GIVEN INSTRUCTION: Keep only the lines where "xaml" appears.

(Figure record listings)
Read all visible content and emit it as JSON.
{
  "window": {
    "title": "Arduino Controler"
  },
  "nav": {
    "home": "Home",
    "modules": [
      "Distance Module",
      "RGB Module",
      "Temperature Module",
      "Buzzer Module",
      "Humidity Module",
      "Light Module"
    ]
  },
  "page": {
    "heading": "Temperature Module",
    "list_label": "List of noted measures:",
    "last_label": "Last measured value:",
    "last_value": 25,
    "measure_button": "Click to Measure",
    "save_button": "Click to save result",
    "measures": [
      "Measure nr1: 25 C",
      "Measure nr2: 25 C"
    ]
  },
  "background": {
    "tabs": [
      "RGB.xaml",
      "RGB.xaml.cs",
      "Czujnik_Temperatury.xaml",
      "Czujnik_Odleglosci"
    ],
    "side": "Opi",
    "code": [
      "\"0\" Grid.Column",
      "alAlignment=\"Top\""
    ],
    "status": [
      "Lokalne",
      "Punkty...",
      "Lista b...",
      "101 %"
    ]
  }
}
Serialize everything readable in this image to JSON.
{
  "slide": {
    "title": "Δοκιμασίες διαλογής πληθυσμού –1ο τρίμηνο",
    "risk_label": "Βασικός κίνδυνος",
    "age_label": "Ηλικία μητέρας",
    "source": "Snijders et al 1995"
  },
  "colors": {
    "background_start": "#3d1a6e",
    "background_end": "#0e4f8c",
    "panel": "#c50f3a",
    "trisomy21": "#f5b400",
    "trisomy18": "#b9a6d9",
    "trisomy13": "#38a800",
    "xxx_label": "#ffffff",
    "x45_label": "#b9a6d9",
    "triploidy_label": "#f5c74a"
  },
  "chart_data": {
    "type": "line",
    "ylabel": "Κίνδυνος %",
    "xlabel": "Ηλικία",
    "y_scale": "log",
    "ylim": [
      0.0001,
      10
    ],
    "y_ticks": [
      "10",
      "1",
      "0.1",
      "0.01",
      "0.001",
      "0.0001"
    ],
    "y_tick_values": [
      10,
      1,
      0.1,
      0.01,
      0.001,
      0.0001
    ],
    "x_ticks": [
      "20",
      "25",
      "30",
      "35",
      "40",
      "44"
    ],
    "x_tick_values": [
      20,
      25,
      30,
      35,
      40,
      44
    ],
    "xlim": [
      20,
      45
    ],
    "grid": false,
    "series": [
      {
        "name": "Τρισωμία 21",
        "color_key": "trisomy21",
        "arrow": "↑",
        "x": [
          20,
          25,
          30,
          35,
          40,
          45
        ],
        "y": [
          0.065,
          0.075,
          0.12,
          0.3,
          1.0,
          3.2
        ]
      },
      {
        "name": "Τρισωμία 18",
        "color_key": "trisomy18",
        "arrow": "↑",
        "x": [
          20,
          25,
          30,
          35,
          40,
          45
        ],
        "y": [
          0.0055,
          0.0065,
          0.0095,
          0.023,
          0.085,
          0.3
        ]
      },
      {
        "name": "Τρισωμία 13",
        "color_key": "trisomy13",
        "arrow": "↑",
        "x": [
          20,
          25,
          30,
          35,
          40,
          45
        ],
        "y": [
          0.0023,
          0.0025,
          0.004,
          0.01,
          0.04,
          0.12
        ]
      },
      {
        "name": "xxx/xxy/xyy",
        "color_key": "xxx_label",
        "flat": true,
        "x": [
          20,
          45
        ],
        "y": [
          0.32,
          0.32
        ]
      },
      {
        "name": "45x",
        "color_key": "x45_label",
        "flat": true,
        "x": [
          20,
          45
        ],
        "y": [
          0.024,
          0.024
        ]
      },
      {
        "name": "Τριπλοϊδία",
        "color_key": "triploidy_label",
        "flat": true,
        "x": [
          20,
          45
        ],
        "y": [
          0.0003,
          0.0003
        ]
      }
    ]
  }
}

SOLUTION TO THE EXERCISE:
      "RGB.xaml",
      "RGB.xaml.cs",
      "Czujnik_Temperatury.xaml",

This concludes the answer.